* begin SUPPLIED RECORDS *

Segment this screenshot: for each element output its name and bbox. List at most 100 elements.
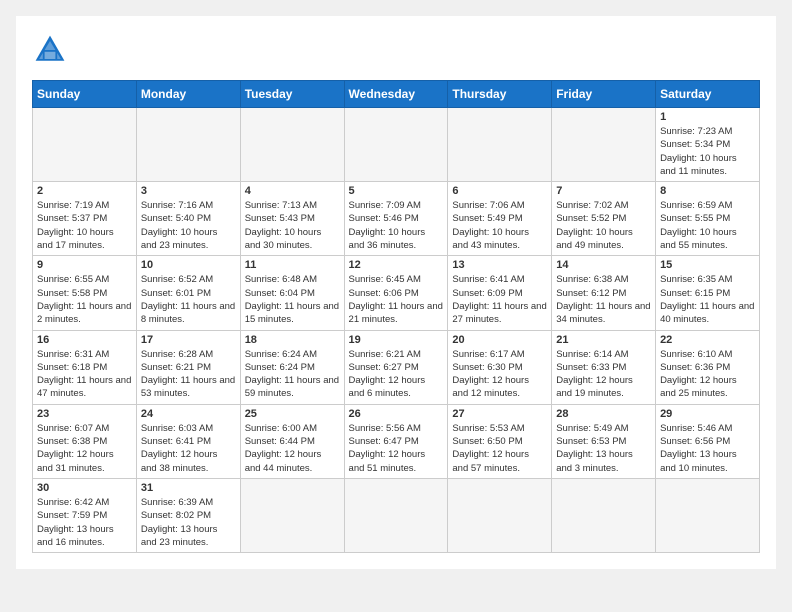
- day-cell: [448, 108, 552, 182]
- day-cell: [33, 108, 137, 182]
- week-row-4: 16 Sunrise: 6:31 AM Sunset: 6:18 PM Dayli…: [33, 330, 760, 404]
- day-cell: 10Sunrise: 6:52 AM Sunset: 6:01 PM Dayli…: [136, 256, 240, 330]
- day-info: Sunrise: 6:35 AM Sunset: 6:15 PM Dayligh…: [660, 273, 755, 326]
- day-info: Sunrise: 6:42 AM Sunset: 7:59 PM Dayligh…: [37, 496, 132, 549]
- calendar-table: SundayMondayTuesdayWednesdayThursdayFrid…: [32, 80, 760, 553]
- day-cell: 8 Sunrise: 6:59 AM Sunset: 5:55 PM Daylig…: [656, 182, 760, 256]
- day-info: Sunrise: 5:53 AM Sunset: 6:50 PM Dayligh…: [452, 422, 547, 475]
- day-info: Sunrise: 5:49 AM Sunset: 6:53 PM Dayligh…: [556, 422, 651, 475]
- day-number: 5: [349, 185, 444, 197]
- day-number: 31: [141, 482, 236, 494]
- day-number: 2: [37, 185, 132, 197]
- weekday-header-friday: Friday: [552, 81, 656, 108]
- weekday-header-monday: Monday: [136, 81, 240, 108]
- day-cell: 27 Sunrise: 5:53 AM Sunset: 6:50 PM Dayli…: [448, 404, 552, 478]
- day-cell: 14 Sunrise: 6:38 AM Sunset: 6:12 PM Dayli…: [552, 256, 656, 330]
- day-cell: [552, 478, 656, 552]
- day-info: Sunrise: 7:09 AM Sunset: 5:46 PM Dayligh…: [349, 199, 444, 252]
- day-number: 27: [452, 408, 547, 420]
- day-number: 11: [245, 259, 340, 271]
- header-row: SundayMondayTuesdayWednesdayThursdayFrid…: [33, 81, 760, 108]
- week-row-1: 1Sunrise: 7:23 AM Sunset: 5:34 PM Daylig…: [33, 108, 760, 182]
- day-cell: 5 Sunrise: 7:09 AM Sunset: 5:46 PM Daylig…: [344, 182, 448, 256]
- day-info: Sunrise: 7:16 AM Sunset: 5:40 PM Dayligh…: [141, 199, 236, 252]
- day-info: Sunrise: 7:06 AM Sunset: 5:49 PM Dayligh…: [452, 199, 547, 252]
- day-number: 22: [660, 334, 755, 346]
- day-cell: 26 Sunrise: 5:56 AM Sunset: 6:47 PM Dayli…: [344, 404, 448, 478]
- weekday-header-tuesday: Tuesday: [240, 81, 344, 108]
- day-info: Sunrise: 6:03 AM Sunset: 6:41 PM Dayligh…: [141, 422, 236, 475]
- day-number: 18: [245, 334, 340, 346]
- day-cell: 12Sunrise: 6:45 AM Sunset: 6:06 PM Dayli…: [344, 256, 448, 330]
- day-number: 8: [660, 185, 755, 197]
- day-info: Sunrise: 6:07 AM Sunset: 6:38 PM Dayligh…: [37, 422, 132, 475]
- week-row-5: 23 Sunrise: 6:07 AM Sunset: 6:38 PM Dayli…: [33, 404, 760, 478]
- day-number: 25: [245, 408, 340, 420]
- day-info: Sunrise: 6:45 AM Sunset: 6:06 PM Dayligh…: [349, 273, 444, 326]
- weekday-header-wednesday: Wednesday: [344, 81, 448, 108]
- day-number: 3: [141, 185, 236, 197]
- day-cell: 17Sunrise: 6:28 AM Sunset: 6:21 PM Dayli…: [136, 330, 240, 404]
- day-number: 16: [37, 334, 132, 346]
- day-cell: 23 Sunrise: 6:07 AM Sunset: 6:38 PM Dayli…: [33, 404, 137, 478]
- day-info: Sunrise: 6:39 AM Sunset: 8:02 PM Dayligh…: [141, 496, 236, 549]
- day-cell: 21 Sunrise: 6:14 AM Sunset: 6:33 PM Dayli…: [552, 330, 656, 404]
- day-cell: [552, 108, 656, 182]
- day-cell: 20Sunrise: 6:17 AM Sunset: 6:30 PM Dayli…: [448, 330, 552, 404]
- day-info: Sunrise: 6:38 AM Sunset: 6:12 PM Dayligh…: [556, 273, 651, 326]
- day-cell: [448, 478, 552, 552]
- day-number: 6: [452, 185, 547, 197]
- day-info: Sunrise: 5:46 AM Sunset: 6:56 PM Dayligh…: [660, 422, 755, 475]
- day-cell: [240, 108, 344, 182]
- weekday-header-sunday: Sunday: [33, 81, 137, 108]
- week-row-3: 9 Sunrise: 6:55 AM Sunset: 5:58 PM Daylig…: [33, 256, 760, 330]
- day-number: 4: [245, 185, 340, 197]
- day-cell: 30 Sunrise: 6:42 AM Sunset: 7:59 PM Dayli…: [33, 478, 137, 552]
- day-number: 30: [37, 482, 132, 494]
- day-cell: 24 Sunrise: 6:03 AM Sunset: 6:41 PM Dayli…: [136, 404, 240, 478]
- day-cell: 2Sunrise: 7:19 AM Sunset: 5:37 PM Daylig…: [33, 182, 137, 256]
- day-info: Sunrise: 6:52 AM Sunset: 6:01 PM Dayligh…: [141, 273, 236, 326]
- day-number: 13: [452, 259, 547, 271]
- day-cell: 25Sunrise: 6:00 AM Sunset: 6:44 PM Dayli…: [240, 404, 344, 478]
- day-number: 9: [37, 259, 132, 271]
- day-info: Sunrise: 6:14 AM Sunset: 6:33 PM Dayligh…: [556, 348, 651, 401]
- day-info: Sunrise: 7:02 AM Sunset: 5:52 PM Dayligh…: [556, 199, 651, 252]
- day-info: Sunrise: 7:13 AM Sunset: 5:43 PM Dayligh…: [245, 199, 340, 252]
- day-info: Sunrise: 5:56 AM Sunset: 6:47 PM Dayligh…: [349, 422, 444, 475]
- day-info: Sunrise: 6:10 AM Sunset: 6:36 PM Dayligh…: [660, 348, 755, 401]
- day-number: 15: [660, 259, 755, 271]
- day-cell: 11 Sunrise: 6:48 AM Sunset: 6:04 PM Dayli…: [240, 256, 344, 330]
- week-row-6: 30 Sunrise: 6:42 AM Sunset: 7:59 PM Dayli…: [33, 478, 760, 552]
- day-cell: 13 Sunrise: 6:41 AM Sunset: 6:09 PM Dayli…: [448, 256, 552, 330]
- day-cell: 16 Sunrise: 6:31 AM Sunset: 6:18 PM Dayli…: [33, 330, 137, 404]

* end SUPPLIED RECORDS *

▶ **DIRECTIVE**: Copy the entire listing above line for line without changing anything, and leave out the picture.

▶ **SOLUTION**:
Segment this screenshot: for each element output its name and bbox. List at most 100 elements.
- day-cell: [448, 108, 552, 182]
- day-cell: [33, 108, 137, 182]
- week-row-4: 16 Sunrise: 6:31 AM Sunset: 6:18 PM Dayli…: [33, 330, 760, 404]
- day-cell: 10Sunrise: 6:52 AM Sunset: 6:01 PM Dayli…: [136, 256, 240, 330]
- day-info: Sunrise: 6:35 AM Sunset: 6:15 PM Dayligh…: [660, 273, 755, 326]
- day-info: Sunrise: 6:42 AM Sunset: 7:59 PM Dayligh…: [37, 496, 132, 549]
- calendar-table: SundayMondayTuesdayWednesdayThursdayFrid…: [32, 80, 760, 553]
- day-cell: 8 Sunrise: 6:59 AM Sunset: 5:55 PM Daylig…: [656, 182, 760, 256]
- day-info: Sunrise: 5:53 AM Sunset: 6:50 PM Dayligh…: [452, 422, 547, 475]
- day-info: Sunrise: 5:49 AM Sunset: 6:53 PM Dayligh…: [556, 422, 651, 475]
- day-number: 5: [349, 185, 444, 197]
- day-number: 31: [141, 482, 236, 494]
- day-number: 2: [37, 185, 132, 197]
- weekday-header-friday: Friday: [552, 81, 656, 108]
- weekday-header-monday: Monday: [136, 81, 240, 108]
- day-cell: 27 Sunrise: 5:53 AM Sunset: 6:50 PM Dayli…: [448, 404, 552, 478]
- day-cell: 14 Sunrise: 6:38 AM Sunset: 6:12 PM Dayli…: [552, 256, 656, 330]
- day-cell: [552, 478, 656, 552]
- day-info: Sunrise: 7:09 AM Sunset: 5:46 PM Dayligh…: [349, 199, 444, 252]
- day-number: 27: [452, 408, 547, 420]
- day-number: 11: [245, 259, 340, 271]
- header-row: SundayMondayTuesdayWednesdayThursdayFrid…: [33, 81, 760, 108]
- week-row-1: 1Sunrise: 7:23 AM Sunset: 5:34 PM Daylig…: [33, 108, 760, 182]
- day-cell: 5 Sunrise: 7:09 AM Sunset: 5:46 PM Daylig…: [344, 182, 448, 256]
- day-info: Sunrise: 7:16 AM Sunset: 5:40 PM Dayligh…: [141, 199, 236, 252]
- day-info: Sunrise: 7:06 AM Sunset: 5:49 PM Dayligh…: [452, 199, 547, 252]
- day-number: 22: [660, 334, 755, 346]
- day-cell: 26 Sunrise: 5:56 AM Sunset: 6:47 PM Dayli…: [344, 404, 448, 478]
- weekday-header-tuesday: Tuesday: [240, 81, 344, 108]
- day-info: Sunrise: 6:03 AM Sunset: 6:41 PM Dayligh…: [141, 422, 236, 475]
- day-number: 18: [245, 334, 340, 346]
- day-cell: 12Sunrise: 6:45 AM Sunset: 6:06 PM Dayli…: [344, 256, 448, 330]
- day-number: 8: [660, 185, 755, 197]
- day-info: Sunrise: 6:07 AM Sunset: 6:38 PM Dayligh…: [37, 422, 132, 475]
- week-row-5: 23 Sunrise: 6:07 AM Sunset: 6:38 PM Dayli…: [33, 404, 760, 478]
- day-number: 25: [245, 408, 340, 420]
- day-info: Sunrise: 6:45 AM Sunset: 6:06 PM Dayligh…: [349, 273, 444, 326]
- weekday-header-wednesday: Wednesday: [344, 81, 448, 108]
- day-number: 3: [141, 185, 236, 197]
- day-cell: 17Sunrise: 6:28 AM Sunset: 6:21 PM Dayli…: [136, 330, 240, 404]
- day-number: 16: [37, 334, 132, 346]
- day-cell: 23 Sunrise: 6:07 AM Sunset: 6:38 PM Dayli…: [33, 404, 137, 478]
- day-info: Sunrise: 6:39 AM Sunset: 8:02 PM Dayligh…: [141, 496, 236, 549]
- day-cell: 21 Sunrise: 6:14 AM Sunset: 6:33 PM Dayli…: [552, 330, 656, 404]
- day-cell: [552, 108, 656, 182]
- day-cell: 20Sunrise: 6:17 AM Sunset: 6:30 PM Dayli…: [448, 330, 552, 404]
- day-info: Sunrise: 6:38 AM Sunset: 6:12 PM Dayligh…: [556, 273, 651, 326]
- day-cell: [448, 478, 552, 552]
- day-number: 6: [452, 185, 547, 197]
- day-info: Sunrise: 5:46 AM Sunset: 6:56 PM Dayligh…: [660, 422, 755, 475]
- day-cell: [240, 108, 344, 182]
- weekday-header-sunday: Sunday: [33, 81, 137, 108]
- week-row-3: 9 Sunrise: 6:55 AM Sunset: 5:58 PM Daylig…: [33, 256, 760, 330]
- day-number: 4: [245, 185, 340, 197]
- day-cell: 30 Sunrise: 6:42 AM Sunset: 7:59 PM Dayli…: [33, 478, 137, 552]
- day-number: 30: [37, 482, 132, 494]
- day-cell: 24 Sunrise: 6:03 AM Sunset: 6:41 PM Dayli…: [136, 404, 240, 478]
- day-cell: 2Sunrise: 7:19 AM Sunset: 5:37 PM Daylig…: [33, 182, 137, 256]
- day-info: Sunrise: 6:52 AM Sunset: 6:01 PM Dayligh…: [141, 273, 236, 326]
- day-number: 13: [452, 259, 547, 271]
- day-cell: 25Sunrise: 6:00 AM Sunset: 6:44 PM Dayli…: [240, 404, 344, 478]
- day-number: 9: [37, 259, 132, 271]
- day-info: Sunrise: 6:14 AM Sunset: 6:33 PM Dayligh…: [556, 348, 651, 401]
- day-info: Sunrise: 7:02 AM Sunset: 5:52 PM Dayligh…: [556, 199, 651, 252]
- day-info: Sunrise: 7:13 AM Sunset: 5:43 PM Dayligh…: [245, 199, 340, 252]
- day-info: Sunrise: 5:56 AM Sunset: 6:47 PM Dayligh…: [349, 422, 444, 475]
- day-info: Sunrise: 6:10 AM Sunset: 6:36 PM Dayligh…: [660, 348, 755, 401]
- day-number: 15: [660, 259, 755, 271]
- day-cell: 11 Sunrise: 6:48 AM Sunset: 6:04 PM Dayli…: [240, 256, 344, 330]
- week-row-6: 30 Sunrise: 6:42 AM Sunset: 7:59 PM Dayli…: [33, 478, 760, 552]
- day-cell: 13 Sunrise: 6:41 AM Sunset: 6:09 PM Dayli…: [448, 256, 552, 330]
- day-cell: 16 Sunrise: 6:31 AM Sunset: 6:18 PM Dayli…: [33, 330, 137, 404]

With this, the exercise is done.